▶ [What the exercise asks] Tally up the lines carrying the string "stimuleren" and respond with only the resulting number.
[start Extracted data]
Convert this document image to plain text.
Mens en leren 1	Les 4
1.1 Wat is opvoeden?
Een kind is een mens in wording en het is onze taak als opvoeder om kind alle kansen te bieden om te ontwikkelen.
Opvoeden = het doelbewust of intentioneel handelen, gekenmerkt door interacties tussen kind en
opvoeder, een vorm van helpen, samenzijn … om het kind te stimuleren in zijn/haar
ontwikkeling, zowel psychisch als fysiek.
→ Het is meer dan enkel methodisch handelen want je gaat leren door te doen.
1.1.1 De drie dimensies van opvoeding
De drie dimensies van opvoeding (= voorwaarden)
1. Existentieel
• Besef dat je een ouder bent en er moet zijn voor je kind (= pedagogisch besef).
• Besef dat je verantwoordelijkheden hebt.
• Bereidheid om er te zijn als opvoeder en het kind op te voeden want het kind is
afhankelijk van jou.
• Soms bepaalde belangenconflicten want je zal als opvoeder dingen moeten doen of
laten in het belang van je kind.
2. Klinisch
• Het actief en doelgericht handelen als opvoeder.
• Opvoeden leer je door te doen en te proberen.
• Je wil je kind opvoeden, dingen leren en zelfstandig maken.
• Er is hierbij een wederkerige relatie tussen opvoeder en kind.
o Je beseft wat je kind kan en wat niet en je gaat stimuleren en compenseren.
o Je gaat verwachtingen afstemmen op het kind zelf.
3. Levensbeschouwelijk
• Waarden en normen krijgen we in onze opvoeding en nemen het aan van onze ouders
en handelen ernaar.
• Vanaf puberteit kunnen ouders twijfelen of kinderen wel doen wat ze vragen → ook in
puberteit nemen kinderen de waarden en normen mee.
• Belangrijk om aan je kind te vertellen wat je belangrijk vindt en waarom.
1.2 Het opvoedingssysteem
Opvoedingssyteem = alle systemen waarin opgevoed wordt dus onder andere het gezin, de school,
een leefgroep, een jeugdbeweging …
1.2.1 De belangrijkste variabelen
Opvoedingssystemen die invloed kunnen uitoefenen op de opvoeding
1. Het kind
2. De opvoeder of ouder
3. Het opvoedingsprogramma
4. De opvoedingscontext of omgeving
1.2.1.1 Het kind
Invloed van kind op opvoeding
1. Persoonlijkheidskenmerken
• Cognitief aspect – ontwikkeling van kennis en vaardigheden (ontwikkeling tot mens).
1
[end Extracted data]
▶ [Problem solution] 2